- [EXERCISE TASK]: Find how many lines contain "Library" and state only that number.

── EXERCISE INPUTS

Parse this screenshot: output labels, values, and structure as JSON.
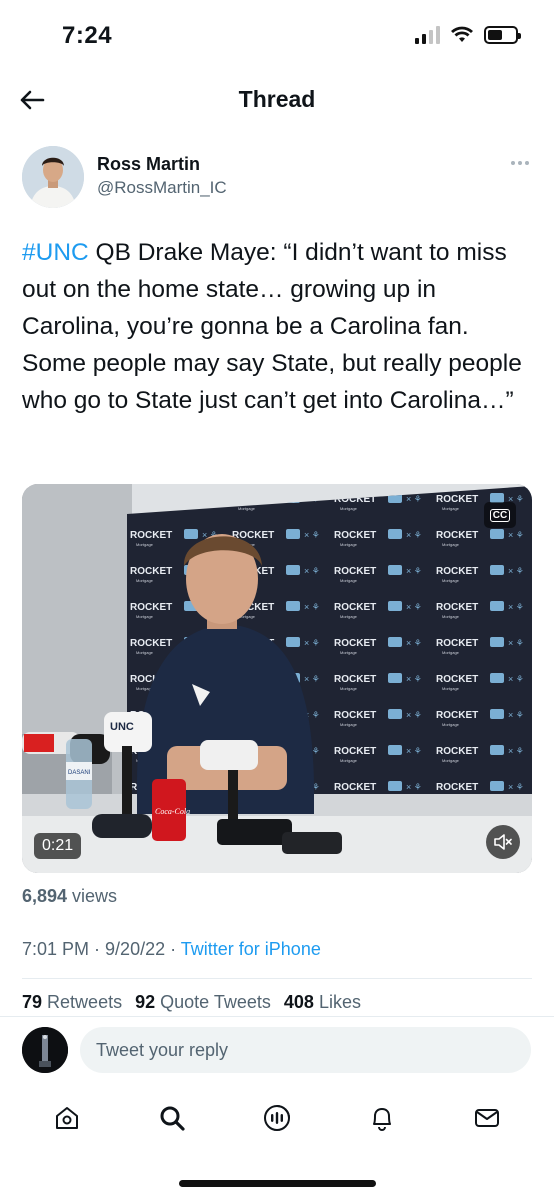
{
  "status_bar": {
    "time": "7:24"
  },
  "header": {
    "title": "Thread"
  },
  "tweet": {
    "author_name": "Ross Martin",
    "author_handle": "@RossMartin_IC",
    "hashtag": "#UNC",
    "text": " QB Drake Maye: “I didn’t want to miss out on the home state… growing up in Carolina, you’re gonna be a Carolina fan. Some people may say State, but really people who go to State just can’t get into Carolina…”",
    "video": {
      "duration": "0:21",
      "backdrop_brand": "ROCKET",
      "backdrop_sub": "Mortgage",
      "cup_text": "Coca-Cola",
      "mic_flag": "UNC",
      "bottle_label": "DASANI"
    },
    "views_count": "6,894",
    "views_label": " views",
    "time": "7:01 PM",
    "date": "9/20/22",
    "source": "Twitter for iPhone",
    "stats": {
      "retweets_count": "79",
      "retweets_label": "Retweets",
      "quotes_count": "92",
      "quotes_label": "Quote Tweets",
      "likes_count": "408",
      "likes_label": "Likes"
    }
  },
  "reply": {
    "placeholder": "Tweet your reply"
  },
  "tab_bar": [
    "home-icon",
    "search-icon",
    "spaces-icon",
    "notifications-icon",
    "messages-icon"
  ],
  "colors": {
    "accent": "#1d9bf0",
    "text": "#0f1419",
    "muted": "#536471"
  }
}
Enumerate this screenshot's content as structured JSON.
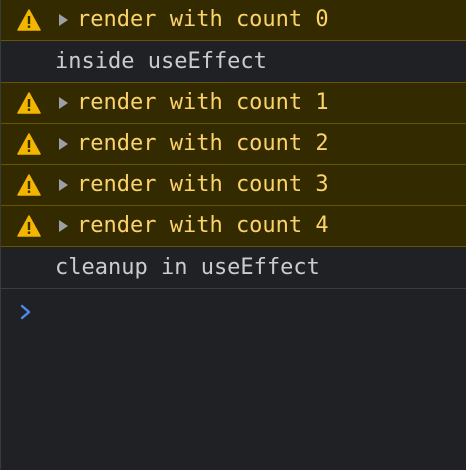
{
  "console": {
    "messages": [
      {
        "level": "warning",
        "text": "render with count 0",
        "expandable": true,
        "icon": "warning-icon"
      },
      {
        "level": "log",
        "text": "inside useEffect",
        "expandable": false
      },
      {
        "level": "warning",
        "text": "render with count 1",
        "expandable": true,
        "icon": "warning-icon"
      },
      {
        "level": "warning",
        "text": "render with count 2",
        "expandable": true,
        "icon": "warning-icon"
      },
      {
        "level": "warning",
        "text": "render with count 3",
        "expandable": true,
        "icon": "warning-icon"
      },
      {
        "level": "warning",
        "text": "render with count 4",
        "expandable": true,
        "icon": "warning-icon"
      },
      {
        "level": "log",
        "text": "cleanup in useEffect",
        "expandable": false
      }
    ],
    "prompt_icon": "chevron-right-icon"
  },
  "colors": {
    "background": "#202124",
    "warning_background": "#332a00",
    "warning_text": "#fcd36a",
    "log_text": "#c9ccd1",
    "prompt": "#4d8af0"
  }
}
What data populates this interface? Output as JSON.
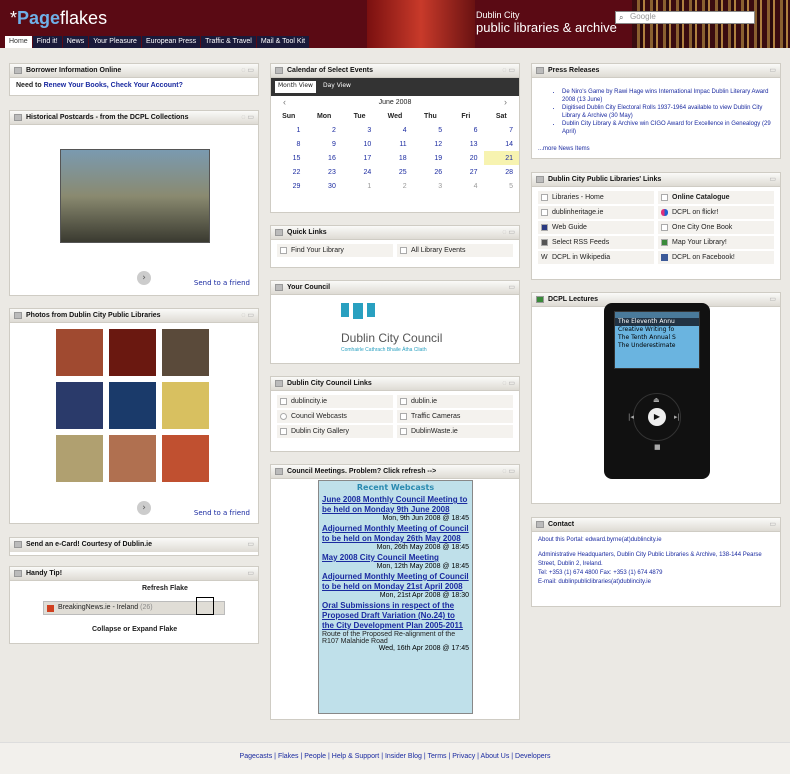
{
  "header": {
    "logo_mark": "Page",
    "logo_rest": "flakes",
    "lib_city": "Dublin City",
    "lib_name": "public libraries & archive",
    "search_placeholder": "Google"
  },
  "nav": [
    "Home",
    "Find it!",
    "News",
    "Your Pleasure",
    "European Press",
    "Traffic & Travel",
    "Mail & Tool Kit"
  ],
  "borrower": {
    "title": "Borrower Information Online",
    "prefix": "Need to ",
    "link": "Renew Your Books, Check Your Account?"
  },
  "postcards": {
    "title": "Historical Postcards - from the DCPL Collections",
    "send": "Send to a friend"
  },
  "photos": {
    "title": "Photos from Dublin City Public Libraries",
    "send": "Send to a friend"
  },
  "ecard": {
    "title": "Send an e-Card! Courtesy of Dublin.ie"
  },
  "tip": {
    "title": "Handy Tip!",
    "refresh": "Refresh Flake",
    "feed": "BreakingNews.ie - Ireland",
    "count": "(26)",
    "collapse": "Collapse or Expand Flake"
  },
  "calendar": {
    "title": "Calendar of Select Events",
    "month_view": "Month View",
    "day_view": "Day View",
    "month": "June 2008",
    "days": [
      "Sun",
      "Mon",
      "Tue",
      "Wed",
      "Thu",
      "Fri",
      "Sat"
    ],
    "weeks": [
      [
        "1",
        "2",
        "3",
        "4",
        "5",
        "6",
        "7"
      ],
      [
        "8",
        "9",
        "10",
        "11",
        "12",
        "13",
        "14"
      ],
      [
        "15",
        "16",
        "17",
        "18",
        "19",
        "20",
        "21"
      ],
      [
        "22",
        "23",
        "24",
        "25",
        "26",
        "27",
        "28"
      ],
      [
        "29",
        "30",
        "1",
        "2",
        "3",
        "4",
        "5"
      ]
    ]
  },
  "quicklinks": {
    "title": "Quick Links",
    "items": [
      "Find Your Library",
      "All Library Events"
    ]
  },
  "council": {
    "title": "Your Council",
    "name": "Dublin City Council",
    "irish": "Comhairle Cathrach Bhaile Átha Cliath"
  },
  "councillinks": {
    "title": "Dublin City Council Links",
    "items": [
      "dublincity.ie",
      "dublin.ie",
      "Council Webcasts",
      "Traffic Cameras",
      "Dublin City Gallery",
      "DublinWaste.ie"
    ]
  },
  "meetings": {
    "title": "Council Meetings. Problem? Click refresh -->",
    "header": "Recent Webcasts",
    "items": [
      {
        "title": "June 2008 Monthly Council Meeting to be held on Monday 9th June 2008",
        "date": "Mon, 9th Jun 2008 @ 18:45",
        "desc": ""
      },
      {
        "title": "Adjourned Monthly Meeting of Council to be held on Monday 26th May 2008",
        "date": "Mon, 26th May 2008 @ 18:45",
        "desc": ""
      },
      {
        "title": "May 2008 City Council Meeting",
        "date": "Mon, 12th May 2008 @ 18:45",
        "desc": ""
      },
      {
        "title": "Adjourned Monthly Meeting of Council to be held on Monday 21st April 2008",
        "date": "Mon, 21st Apr 2008 @ 18:30",
        "desc": ""
      },
      {
        "title": "Oral Submissions in respect of the Proposed Draft Variation (No.24) to the City Development Plan 2005-2011",
        "date": "Wed, 16th Apr 2008 @ 17:45",
        "desc": "Route of the Proposed Re-alignment of the R107 Malahide Road"
      }
    ]
  },
  "press": {
    "title": "Press Releases",
    "items": [
      "De Niro's Game by Rawi Hage wins International Impac Dublin Literary Award 2008 (13 June)",
      "Digitised Dublin City Electoral Rolls 1937-1964 available to view Dublin City Library & Archive (30 May)",
      "Dublin City Library & Archive win CIGO Award for Excellence in Genealogy (29 April)"
    ],
    "more": "...more News Items"
  },
  "dcpllinks": {
    "title": "Dublin City Public Libraries' Links",
    "items": [
      "Libraries - Home",
      "Online Catalogue",
      "dublinheritage.ie",
      "DCPL on flickr!",
      "Web Guide",
      "One City One Book",
      "Select RSS Feeds",
      "Map Your Library!",
      "DCPL in Wikipedia",
      "DCPL on Facebook!"
    ]
  },
  "lectures": {
    "title": "DCPL Lectures",
    "rows": [
      "The Eleventh Annu",
      "Creative Writing fo",
      "The Tenth Annual S",
      "The Underestimate"
    ]
  },
  "contact": {
    "title": "Contact",
    "about": "About this Portal: edward.byrne(at)dublincity.ie",
    "address": "Administrative Headquarters, Dublin City Public Libraries & Archive, 138-144 Pearse Street, Dublin 2, Ireland.",
    "tel": "Tel: +353 (1) 674 4800 Fax: +353 (1) 674 4879",
    "email": "E-mail: dublinpubliclibraries(at)dublincity.ie"
  },
  "footer": "Pagecasts | Flakes | People | Help & Support | Insider Blog | Terms | Privacy | About Us | Developers"
}
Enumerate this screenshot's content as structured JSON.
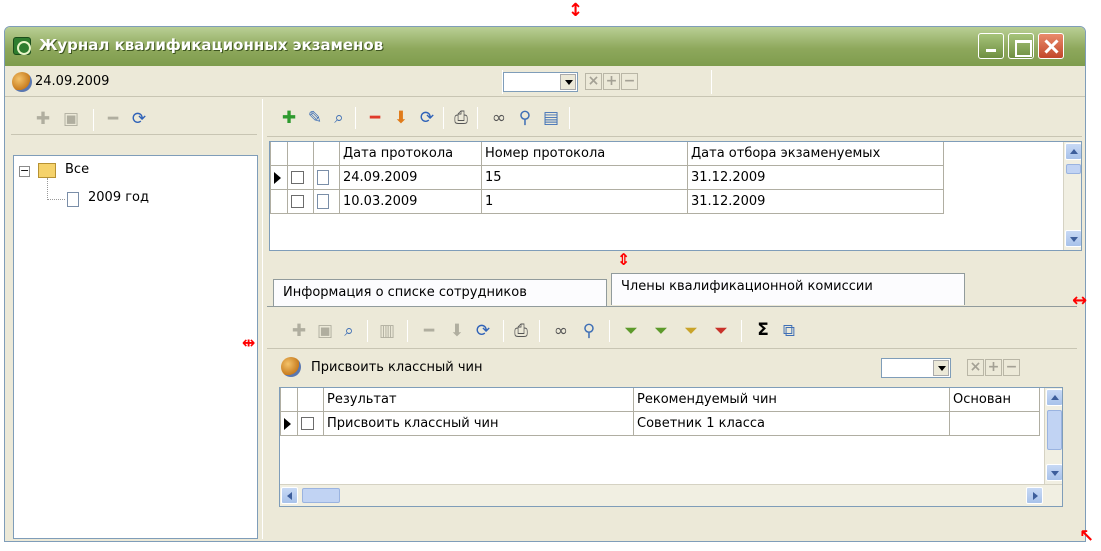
{
  "window": {
    "title": "Журнал квалификационных экзаменов",
    "icon": "app-logo-icon"
  },
  "filter_bar": {
    "date": "24.09.2009",
    "icon": "database-icon"
  },
  "left_toolbar": {
    "icons": [
      "add-icon",
      "edit-icon",
      "delete-icon",
      "refresh-icon"
    ]
  },
  "tree": {
    "root_label": "Все",
    "child_label": "2009 год"
  },
  "top_toolbar": {
    "icons": [
      "add-icon",
      "edit-icon",
      "search-icon",
      "delete-icon",
      "move-down-icon",
      "refresh-icon",
      "print-icon",
      "view-icon",
      "find-icon",
      "export-icon"
    ]
  },
  "protocols_grid": {
    "columns": [
      "Дата протокола",
      "Номер протокола",
      "Дата отбора экзаменуемых"
    ],
    "rows": [
      {
        "date": "24.09.2009",
        "number": "15",
        "selection_date": "31.12.2009"
      },
      {
        "date": "10.03.2009",
        "number": "1",
        "selection_date": "31.12.2009"
      }
    ]
  },
  "tabs": [
    {
      "label": "Информация о списке сотрудников",
      "active": true
    },
    {
      "label": "Члены квалификационной комиссии",
      "active": false
    }
  ],
  "bottom_toolbar": {
    "sum_label": "Σ"
  },
  "action_bar": {
    "selected": "Присвоить классный чин"
  },
  "results_grid": {
    "columns": [
      "Результат",
      "Рекомендуемый чин",
      "Основан"
    ],
    "rows": [
      {
        "result": "Присвоить классный чин",
        "rank": "Советник 1 класса",
        "basis": ""
      }
    ]
  },
  "colors": {
    "titlebar": "#8ea85c",
    "window_bg": "#ece9d8",
    "resize_marker": "#ff0000"
  }
}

────

- [SOLUTION TO THIS EXERCISE]: 5